• Provided records
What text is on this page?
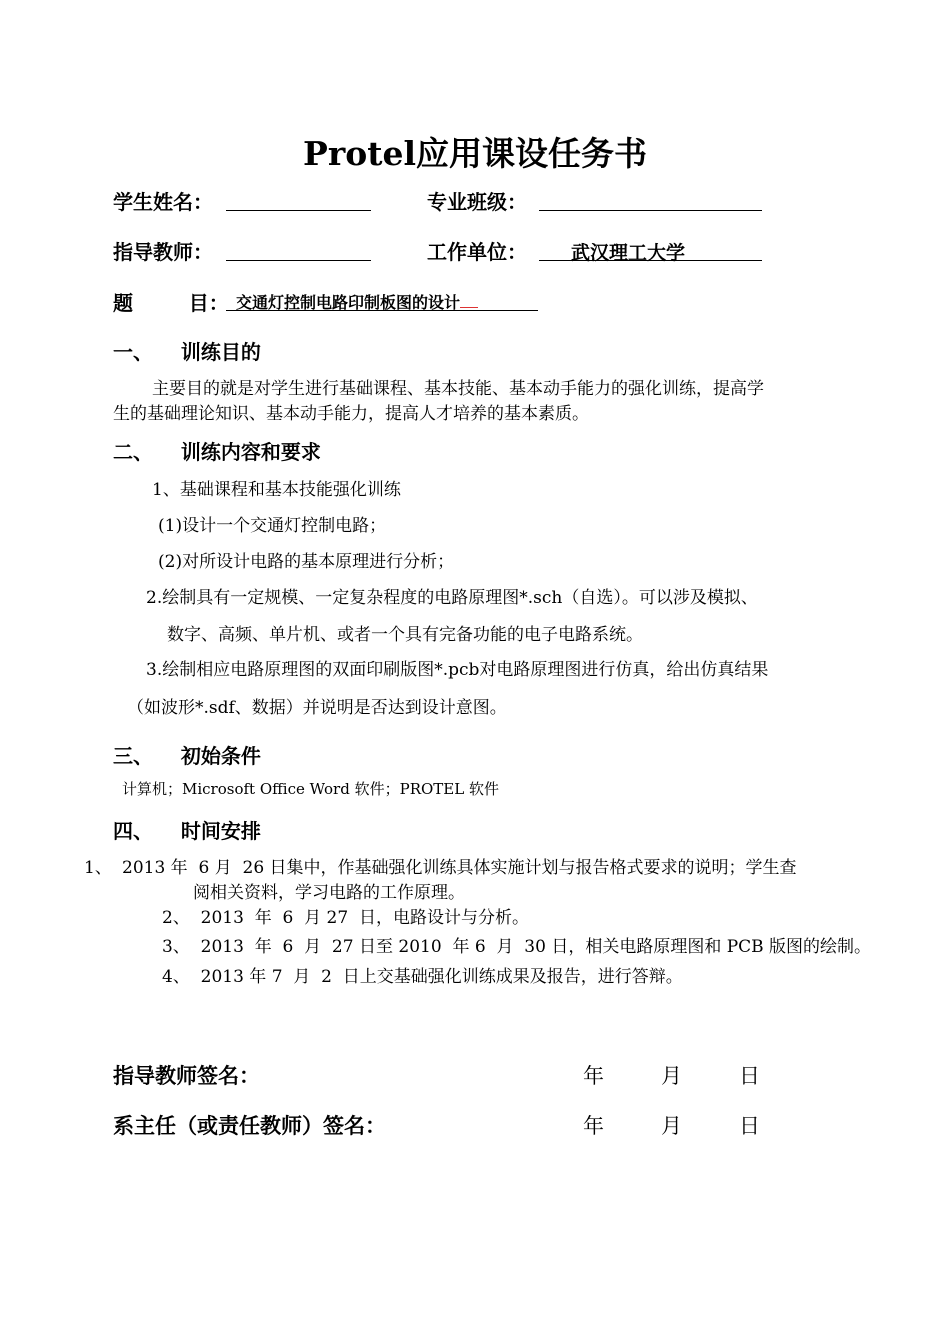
Protel应用课设任务书
学生姓名：	专业班级：
指导教师：	工作单位：	武汉理工大学
题        目： 交通灯控制电路印制板图的设计
一、    训练目的
主要目的就是对学生进行基础课程、基本技能、基本动手能力的强化训练，提高学
生的基础理论知识、基本动手能力，提高人才培养的基本素质。
二、    训练内容和要求
1、基础课程和基本技能强化训练
(1)设计一个交通灯控制电路；
(2)对所设计电路的基本原理进行分析；
2.绘制具有一定规模、一定复杂程度的电路原理图*.sch（自选）。可以涉及模拟、
数字、高频、单片机、或者一个具有完备功能的电子电路系统。
3.绘制相应电路原理图的双面印刷版图*.pcb对电路原理图进行仿真，给出仿真结果
（如波形*.sdf、数据）并说明是否达到设计意图。
三、    初始条件
计算机；Microsoft Office Word 软件；PROTEL 软件
四、    时间安排
1、 2013 年  6 月  26 日集中，作基础强化训练具体实施计划与报告格式要求的说明；学生查
阅相关资料，学习电路的工作原理。
2、  2013  年  6  月 27  日，电路设计与分析。
3、  2013  年  6  月  27 日至 2010  年 6  月  30 日，相关电路原理图和 PCB 版图的绘制。
4、  2013 年 7  月  2  日上交基础强化训练成果及报告，进行答辩。
指导教师签名：	年	月	日
系主任（或责任教师）签名：	年	月	日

• Work to be completed
Give back the entries verbatim. Do not include any picture.

• Task output
What text is on this page?
Protel应用课设任务书
学生姓名：	专业班级：
指导教师：	工作单位：	武汉理工大学
题        目： 交通灯控制电路印制板图的设计
一、    训练目的
主要目的就是对学生进行基础课程、基本技能、基本动手能力的强化训练，提高学
生的基础理论知识、基本动手能力，提高人才培养的基本素质。
二、    训练内容和要求
1、基础课程和基本技能强化训练
(1)设计一个交通灯控制电路；
(2)对所设计电路的基本原理进行分析；
2.绘制具有一定规模、一定复杂程度的电路原理图*.sch（自选）。可以涉及模拟、
数字、高频、单片机、或者一个具有完备功能的电子电路系统。
3.绘制相应电路原理图的双面印刷版图*.pcb对电路原理图进行仿真，给出仿真结果
（如波形*.sdf、数据）并说明是否达到设计意图。
三、    初始条件
计算机；Microsoft Office Word 软件；PROTEL 软件
四、    时间安排
1、 2013 年  6 月  26 日集中，作基础强化训练具体实施计划与报告格式要求的说明；学生查
阅相关资料，学习电路的工作原理。
2、  2013  年  6  月 27  日，电路设计与分析。
3、  2013  年  6  月  27 日至 2010  年 6  月  30 日，相关电路原理图和 PCB 版图的绘制。
4、  2013 年 7  月  2  日上交基础强化训练成果及报告，进行答辩。
指导教师签名：	年	月	日
系主任（或责任教师）签名：	年	月	日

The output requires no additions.